▶ [INSTRUCTIONS FOR THE TASK] Quote all of the data below exactly, please.

▶ [RECORDS TO PROCESS]
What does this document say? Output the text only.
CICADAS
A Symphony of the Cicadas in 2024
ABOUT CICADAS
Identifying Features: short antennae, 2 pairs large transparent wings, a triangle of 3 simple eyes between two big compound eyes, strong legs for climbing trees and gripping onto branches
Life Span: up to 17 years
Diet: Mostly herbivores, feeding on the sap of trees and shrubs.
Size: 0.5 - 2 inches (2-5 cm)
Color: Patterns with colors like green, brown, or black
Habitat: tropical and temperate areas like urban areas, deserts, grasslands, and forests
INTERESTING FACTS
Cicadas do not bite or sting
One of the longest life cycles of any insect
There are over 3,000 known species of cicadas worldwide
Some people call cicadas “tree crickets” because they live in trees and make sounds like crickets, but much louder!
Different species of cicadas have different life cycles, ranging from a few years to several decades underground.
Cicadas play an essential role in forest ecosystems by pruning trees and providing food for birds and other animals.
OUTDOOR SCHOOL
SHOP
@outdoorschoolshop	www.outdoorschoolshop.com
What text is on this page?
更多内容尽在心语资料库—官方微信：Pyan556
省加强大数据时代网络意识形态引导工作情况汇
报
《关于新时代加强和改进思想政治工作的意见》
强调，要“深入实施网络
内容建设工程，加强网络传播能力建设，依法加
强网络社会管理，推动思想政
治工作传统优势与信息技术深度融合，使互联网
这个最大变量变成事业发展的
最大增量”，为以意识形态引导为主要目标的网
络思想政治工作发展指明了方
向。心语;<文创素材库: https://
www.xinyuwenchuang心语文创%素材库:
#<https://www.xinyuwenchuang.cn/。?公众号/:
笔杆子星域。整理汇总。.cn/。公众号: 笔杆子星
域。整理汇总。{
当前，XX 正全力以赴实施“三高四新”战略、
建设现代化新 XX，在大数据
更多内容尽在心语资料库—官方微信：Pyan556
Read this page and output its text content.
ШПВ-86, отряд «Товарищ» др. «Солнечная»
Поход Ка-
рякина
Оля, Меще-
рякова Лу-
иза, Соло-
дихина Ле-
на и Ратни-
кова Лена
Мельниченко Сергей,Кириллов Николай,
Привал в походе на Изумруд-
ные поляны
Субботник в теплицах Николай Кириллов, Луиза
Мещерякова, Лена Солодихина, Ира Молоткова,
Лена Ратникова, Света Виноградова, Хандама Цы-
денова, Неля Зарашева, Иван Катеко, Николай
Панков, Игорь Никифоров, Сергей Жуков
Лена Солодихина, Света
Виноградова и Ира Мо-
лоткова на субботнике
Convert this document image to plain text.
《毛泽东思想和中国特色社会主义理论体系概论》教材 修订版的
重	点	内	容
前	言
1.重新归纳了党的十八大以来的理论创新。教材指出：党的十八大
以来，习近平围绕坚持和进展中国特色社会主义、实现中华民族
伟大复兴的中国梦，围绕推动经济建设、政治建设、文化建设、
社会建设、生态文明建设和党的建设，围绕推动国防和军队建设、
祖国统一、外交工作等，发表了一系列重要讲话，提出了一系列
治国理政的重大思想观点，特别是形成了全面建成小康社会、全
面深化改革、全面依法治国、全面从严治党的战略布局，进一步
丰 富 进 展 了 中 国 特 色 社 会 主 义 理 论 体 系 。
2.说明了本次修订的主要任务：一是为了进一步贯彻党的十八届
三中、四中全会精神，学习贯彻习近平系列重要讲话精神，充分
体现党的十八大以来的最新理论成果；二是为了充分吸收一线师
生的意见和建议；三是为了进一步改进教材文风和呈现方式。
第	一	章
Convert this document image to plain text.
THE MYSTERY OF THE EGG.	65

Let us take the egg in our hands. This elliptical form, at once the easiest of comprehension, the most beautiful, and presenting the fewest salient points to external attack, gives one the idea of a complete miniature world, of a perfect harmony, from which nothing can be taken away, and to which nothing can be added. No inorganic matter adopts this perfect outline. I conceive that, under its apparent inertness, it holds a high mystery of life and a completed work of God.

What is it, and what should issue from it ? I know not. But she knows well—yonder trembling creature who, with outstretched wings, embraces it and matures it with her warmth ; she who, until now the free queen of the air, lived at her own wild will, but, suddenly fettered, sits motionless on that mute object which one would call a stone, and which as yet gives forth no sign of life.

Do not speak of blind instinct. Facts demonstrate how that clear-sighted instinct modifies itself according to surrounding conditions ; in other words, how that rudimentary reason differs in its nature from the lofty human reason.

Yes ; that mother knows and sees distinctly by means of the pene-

▶ [SOLVED PROBLEM]
What does this document say? Output the text only.
CICADAS
A Symphony of the Cicadas in 2024
ABOUT CICADAS
Identifying Features: short antennae, 2 pairs large transparent wings, a triangle of 3 simple eyes between two big compound eyes, strong legs for climbing trees and gripping onto branches
Life Span: up to 17 years
Diet: Mostly herbivores, feeding on the sap of trees and shrubs.
Size: 0.5 - 2 inches (2-5 cm)
Color: Patterns with colors like green, brown, or black
Habitat: tropical and temperate areas like urban areas, deserts, grasslands, and forests
INTERESTING FACTS
Cicadas do not bite or sting
One of the longest life cycles of any insect
There are over 3,000 known species of cicadas worldwide
Some people call cicadas “tree crickets” because they live in trees and make sounds like crickets, but much louder!
Different species of cicadas have different life cycles, ranging from a few years to several decades underground.
Cicadas play an essential role in forest ecosystems by pruning trees and providing food for birds and other animals.
OUTDOOR SCHOOL
SHOP
@outdoorschoolshop	www.outdoorschoolshop.com
What text is on this page?
更多内容尽在心语资料库—官方微信：Pyan556
省加强大数据时代网络意识形态引导工作情况汇
报
《关于新时代加强和改进思想政治工作的意见》
强调，要“深入实施网络
内容建设工程，加强网络传播能力建设，依法加
强网络社会管理，推动思想政
治工作传统优势与信息技术深度融合，使互联网
这个最大变量变成事业发展的
最大增量”，为以意识形态引导为主要目标的网
络思想政治工作发展指明了方
向。心语;<文创素材库: https://
www.xinyuwenchuang心语文创%素材库:
#<https://www.xinyuwenchuang.cn/。?公众号/:
笔杆子星域。整理汇总。.cn/。公众号: 笔杆子星
域。整理汇总。{
当前，XX 正全力以赴实施“三高四新”战略、
建设现代化新 XX，在大数据
更多内容尽在心语资料库—官方微信：Pyan556
Read this page and output its text content.
ШПВ-86, отряд «Товарищ» др. «Солнечная»
Поход Ка-
рякина
Оля, Меще-
рякова Лу-
иза, Соло-
дихина Ле-
на и Ратни-
кова Лена
Мельниченко Сергей,Кириллов Николай,
Привал в походе на Изумруд-
ные поляны
Субботник в теплицах Николай Кириллов, Луиза
Мещерякова, Лена Солодихина, Ира Молоткова,
Лена Ратникова, Света Виноградова, Хандама Цы-
денова, Неля Зарашева, Иван Катеко, Николай
Панков, Игорь Никифоров, Сергей Жуков
Лена Солодихина, Света
Виноградова и Ира Мо-
лоткова на субботнике
Convert this document image to plain text.
《毛泽东思想和中国特色社会主义理论体系概论》教材 修订版的
重	点	内	容
前	言
1.重新归纳了党的十八大以来的理论创新。教材指出：党的十八大
以来，习近平围绕坚持和进展中国特色社会主义、实现中华民族
伟大复兴的中国梦，围绕推动经济建设、政治建设、文化建设、
社会建设、生态文明建设和党的建设，围绕推动国防和军队建设、
祖国统一、外交工作等，发表了一系列重要讲话，提出了一系列
治国理政的重大思想观点，特别是形成了全面建成小康社会、全
面深化改革、全面依法治国、全面从严治党的战略布局，进一步
丰 富 进 展 了 中 国 特 色 社 会 主 义 理 论 体 系 。
2.说明了本次修订的主要任务：一是为了进一步贯彻党的十八届
三中、四中全会精神，学习贯彻习近平系列重要讲话精神，充分
体现党的十八大以来的最新理论成果；二是为了充分吸收一线师
生的意见和建议；三是为了进一步改进教材文风和呈现方式。
第	一	章
Convert this document image to plain text.
THE MYSTERY OF THE EGG.	65

Let us take the egg in our hands. This elliptical form, at once the easiest of comprehension, the most beautiful, and presenting the fewest salient points to external attack, gives one the idea of a complete miniature world, of a perfect harmony, from which nothing can be taken away, and to which nothing can be added. No inorganic matter adopts this perfect outline. I conceive that, under its apparent inertness, it holds a high mystery of life and a completed work of God.

What is it, and what should issue from it ? I know not. But she knows well—yonder trembling creature who, with outstretched wings, embraces it and matures it with her warmth ; she who, until now the free queen of the air, lived at her own wild will, but, suddenly fettered, sits motionless on that mute object which one would call a stone, and which as yet gives forth no sign of life.

Do not speak of blind instinct. Facts demonstrate how that clear-sighted instinct modifies itself according to surrounding conditions ; in other words, how that rudimentary reason differs in its nature from the lofty human reason.

Yes ; that mother knows and sees distinctly by means of the pene-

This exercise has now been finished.